>>>>

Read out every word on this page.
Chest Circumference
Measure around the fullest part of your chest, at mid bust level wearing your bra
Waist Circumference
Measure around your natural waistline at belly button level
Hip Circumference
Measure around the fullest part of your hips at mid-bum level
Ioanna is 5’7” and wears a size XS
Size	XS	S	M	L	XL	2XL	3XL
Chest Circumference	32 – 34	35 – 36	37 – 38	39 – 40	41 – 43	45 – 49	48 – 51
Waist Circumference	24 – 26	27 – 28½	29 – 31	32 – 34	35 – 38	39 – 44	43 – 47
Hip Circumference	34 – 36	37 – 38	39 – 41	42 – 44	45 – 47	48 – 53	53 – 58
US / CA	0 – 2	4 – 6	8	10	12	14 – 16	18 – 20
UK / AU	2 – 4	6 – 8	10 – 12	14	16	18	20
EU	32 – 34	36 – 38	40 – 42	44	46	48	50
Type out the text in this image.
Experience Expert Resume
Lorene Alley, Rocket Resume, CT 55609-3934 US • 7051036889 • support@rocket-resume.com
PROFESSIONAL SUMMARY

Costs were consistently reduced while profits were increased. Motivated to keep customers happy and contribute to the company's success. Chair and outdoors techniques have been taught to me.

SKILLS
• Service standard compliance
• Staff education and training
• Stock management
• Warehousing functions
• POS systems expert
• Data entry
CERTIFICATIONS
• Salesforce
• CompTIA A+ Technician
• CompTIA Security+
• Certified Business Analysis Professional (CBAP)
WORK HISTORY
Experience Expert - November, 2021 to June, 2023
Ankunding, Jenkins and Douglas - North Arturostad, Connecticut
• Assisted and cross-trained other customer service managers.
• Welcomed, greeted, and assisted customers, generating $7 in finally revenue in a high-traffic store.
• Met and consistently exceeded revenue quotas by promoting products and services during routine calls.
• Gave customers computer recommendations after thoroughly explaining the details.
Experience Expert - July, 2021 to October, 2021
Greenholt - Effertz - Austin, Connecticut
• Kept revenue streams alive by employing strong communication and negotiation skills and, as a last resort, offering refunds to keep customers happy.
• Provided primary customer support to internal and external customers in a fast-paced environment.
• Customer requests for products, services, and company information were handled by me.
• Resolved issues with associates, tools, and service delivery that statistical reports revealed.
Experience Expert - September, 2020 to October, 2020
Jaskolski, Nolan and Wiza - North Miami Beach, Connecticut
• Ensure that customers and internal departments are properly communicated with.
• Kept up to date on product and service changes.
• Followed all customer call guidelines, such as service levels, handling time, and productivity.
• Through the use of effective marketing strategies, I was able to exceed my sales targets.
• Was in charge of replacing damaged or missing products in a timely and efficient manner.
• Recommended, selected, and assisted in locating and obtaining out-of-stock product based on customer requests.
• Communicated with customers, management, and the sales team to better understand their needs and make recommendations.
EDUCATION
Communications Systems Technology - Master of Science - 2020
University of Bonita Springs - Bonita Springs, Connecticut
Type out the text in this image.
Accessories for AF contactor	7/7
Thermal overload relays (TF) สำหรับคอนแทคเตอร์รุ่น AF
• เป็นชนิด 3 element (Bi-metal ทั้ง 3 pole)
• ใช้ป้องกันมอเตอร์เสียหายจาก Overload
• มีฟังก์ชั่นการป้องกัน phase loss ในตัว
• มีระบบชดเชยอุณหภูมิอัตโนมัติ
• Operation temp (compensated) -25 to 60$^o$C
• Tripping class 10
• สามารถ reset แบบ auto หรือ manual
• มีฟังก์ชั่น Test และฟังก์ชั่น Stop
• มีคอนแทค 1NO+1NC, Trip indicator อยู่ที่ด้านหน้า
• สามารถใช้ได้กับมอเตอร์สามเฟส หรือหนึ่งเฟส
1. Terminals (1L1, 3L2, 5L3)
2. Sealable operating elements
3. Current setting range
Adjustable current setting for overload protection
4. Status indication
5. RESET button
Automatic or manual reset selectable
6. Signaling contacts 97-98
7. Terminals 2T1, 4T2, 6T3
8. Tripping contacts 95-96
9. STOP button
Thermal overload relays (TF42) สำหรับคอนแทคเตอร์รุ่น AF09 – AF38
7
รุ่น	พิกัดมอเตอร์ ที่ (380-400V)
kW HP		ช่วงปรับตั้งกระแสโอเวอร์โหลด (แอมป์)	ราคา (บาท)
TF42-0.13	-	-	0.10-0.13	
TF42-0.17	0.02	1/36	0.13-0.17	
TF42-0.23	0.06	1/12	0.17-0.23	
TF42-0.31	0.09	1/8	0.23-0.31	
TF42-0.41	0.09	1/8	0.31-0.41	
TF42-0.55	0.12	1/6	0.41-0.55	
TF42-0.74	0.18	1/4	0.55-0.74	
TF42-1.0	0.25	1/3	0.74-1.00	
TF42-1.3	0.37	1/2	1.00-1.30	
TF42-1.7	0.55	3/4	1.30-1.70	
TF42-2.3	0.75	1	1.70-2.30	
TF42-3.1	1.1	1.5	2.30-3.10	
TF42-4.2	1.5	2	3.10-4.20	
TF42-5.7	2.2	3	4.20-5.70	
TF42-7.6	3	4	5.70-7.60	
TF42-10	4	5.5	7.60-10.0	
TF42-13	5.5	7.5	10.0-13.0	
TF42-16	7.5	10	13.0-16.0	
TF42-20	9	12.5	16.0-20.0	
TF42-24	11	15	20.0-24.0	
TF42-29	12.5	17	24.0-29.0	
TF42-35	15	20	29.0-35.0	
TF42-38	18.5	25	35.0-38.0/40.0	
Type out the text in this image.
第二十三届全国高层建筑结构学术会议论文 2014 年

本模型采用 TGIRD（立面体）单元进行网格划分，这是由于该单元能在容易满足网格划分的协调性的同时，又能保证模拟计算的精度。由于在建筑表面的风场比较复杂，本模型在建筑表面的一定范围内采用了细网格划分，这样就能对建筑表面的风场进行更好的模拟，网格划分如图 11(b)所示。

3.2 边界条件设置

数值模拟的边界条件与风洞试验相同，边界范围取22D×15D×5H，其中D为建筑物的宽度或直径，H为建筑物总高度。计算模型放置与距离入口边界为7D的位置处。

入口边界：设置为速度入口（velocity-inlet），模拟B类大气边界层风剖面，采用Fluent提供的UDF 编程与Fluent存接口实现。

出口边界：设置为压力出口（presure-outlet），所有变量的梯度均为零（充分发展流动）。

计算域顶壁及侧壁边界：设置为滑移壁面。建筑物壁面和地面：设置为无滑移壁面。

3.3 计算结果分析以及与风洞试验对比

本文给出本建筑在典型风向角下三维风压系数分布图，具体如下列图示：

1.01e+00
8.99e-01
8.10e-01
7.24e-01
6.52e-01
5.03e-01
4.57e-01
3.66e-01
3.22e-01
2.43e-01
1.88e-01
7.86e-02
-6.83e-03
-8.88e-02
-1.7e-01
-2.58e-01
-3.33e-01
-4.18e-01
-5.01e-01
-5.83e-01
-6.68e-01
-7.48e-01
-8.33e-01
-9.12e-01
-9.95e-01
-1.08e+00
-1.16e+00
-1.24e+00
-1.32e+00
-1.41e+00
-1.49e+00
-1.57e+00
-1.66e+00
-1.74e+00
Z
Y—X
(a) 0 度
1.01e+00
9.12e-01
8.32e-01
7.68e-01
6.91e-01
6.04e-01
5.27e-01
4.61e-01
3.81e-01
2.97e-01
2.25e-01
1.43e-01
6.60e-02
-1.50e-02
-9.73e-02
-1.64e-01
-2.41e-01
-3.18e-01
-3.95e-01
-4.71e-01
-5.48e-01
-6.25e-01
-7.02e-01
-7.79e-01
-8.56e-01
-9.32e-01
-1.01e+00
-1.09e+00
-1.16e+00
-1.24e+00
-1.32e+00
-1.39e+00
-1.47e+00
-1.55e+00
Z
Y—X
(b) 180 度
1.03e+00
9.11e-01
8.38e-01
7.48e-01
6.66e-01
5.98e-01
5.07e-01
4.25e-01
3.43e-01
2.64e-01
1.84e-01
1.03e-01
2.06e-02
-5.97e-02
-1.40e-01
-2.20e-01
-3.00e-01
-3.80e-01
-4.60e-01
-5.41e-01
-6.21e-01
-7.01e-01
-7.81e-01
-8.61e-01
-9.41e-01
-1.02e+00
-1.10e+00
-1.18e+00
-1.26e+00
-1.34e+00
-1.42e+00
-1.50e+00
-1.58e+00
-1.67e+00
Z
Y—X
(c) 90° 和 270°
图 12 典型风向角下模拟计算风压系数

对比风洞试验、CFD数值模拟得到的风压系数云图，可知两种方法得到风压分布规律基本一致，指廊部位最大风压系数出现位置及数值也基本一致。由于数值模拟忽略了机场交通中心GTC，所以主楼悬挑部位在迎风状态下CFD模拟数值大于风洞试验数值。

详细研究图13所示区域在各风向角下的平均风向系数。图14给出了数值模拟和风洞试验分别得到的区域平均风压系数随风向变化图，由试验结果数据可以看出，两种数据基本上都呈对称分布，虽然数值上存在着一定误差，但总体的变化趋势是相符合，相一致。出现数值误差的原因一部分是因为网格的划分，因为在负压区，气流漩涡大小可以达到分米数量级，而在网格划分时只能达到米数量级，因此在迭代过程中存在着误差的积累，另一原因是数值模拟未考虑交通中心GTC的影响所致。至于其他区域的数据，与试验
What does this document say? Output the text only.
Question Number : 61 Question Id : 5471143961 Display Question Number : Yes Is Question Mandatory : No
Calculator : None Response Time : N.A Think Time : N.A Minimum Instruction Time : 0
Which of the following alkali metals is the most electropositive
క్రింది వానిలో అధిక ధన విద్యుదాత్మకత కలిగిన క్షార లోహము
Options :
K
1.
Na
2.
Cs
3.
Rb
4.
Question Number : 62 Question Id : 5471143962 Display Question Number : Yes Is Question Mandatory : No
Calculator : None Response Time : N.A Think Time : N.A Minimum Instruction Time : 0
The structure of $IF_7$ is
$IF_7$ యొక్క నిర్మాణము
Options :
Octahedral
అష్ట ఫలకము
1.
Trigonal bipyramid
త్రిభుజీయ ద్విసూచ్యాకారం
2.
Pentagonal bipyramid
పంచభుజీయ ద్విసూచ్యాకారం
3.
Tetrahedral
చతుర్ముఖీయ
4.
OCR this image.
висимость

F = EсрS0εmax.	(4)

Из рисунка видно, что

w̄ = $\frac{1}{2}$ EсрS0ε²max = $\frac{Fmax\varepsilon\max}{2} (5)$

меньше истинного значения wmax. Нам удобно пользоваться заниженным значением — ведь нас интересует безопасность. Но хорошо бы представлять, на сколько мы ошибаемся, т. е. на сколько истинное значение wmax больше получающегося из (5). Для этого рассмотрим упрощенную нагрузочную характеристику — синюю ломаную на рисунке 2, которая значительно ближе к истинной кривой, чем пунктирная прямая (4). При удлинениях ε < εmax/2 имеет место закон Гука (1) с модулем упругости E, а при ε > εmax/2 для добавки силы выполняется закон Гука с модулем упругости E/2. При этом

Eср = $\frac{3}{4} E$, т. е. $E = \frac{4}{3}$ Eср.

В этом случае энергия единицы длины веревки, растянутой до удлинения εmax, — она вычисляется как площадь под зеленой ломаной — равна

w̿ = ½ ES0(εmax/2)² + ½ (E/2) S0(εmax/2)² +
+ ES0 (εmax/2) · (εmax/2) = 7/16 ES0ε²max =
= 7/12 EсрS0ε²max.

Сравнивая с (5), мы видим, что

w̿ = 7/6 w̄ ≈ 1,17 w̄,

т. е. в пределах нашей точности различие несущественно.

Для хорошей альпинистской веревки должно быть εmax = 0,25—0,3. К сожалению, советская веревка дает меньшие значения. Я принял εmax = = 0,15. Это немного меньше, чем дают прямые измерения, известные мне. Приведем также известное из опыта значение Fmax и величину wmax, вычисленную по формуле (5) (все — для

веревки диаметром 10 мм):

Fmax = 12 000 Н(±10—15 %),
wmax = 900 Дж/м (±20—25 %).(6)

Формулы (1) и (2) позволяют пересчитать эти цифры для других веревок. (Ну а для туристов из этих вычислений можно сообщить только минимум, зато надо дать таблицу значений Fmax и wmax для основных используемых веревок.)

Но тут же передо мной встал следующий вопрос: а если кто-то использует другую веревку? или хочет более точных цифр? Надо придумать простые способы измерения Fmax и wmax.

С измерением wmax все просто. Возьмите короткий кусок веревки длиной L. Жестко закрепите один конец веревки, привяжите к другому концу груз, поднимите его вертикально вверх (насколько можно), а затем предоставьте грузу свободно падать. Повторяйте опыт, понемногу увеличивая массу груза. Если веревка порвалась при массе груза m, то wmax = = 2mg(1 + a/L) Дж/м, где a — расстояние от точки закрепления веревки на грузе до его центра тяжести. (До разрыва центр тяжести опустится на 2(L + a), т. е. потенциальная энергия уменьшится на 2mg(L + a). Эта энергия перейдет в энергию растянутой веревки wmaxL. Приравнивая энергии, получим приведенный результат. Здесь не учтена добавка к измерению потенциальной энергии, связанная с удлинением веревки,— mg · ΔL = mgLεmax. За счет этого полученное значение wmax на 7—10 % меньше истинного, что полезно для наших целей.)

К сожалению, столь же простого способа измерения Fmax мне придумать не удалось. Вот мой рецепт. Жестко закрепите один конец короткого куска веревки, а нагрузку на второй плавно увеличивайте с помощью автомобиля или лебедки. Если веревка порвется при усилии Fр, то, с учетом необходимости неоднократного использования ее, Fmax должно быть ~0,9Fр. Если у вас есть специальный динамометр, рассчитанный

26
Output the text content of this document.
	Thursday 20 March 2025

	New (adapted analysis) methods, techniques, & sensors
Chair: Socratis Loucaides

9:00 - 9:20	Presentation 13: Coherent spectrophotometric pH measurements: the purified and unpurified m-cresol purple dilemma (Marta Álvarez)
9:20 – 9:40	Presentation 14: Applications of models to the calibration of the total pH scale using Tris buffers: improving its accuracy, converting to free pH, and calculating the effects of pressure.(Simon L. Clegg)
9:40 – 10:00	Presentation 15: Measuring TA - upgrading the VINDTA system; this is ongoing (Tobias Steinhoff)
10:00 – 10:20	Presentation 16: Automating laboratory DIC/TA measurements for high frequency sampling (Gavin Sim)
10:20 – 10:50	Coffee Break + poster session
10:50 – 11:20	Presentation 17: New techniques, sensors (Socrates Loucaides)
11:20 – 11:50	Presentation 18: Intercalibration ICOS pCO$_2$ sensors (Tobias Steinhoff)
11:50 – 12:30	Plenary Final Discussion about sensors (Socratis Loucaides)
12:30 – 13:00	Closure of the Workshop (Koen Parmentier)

<<<<

• **YOUR TASK**
Read the data above and pull out each line that holds the string "CompTIA".

• **RESULT OF THE EXERCISE**
• CompTIA A+ Technician
• CompTIA Security+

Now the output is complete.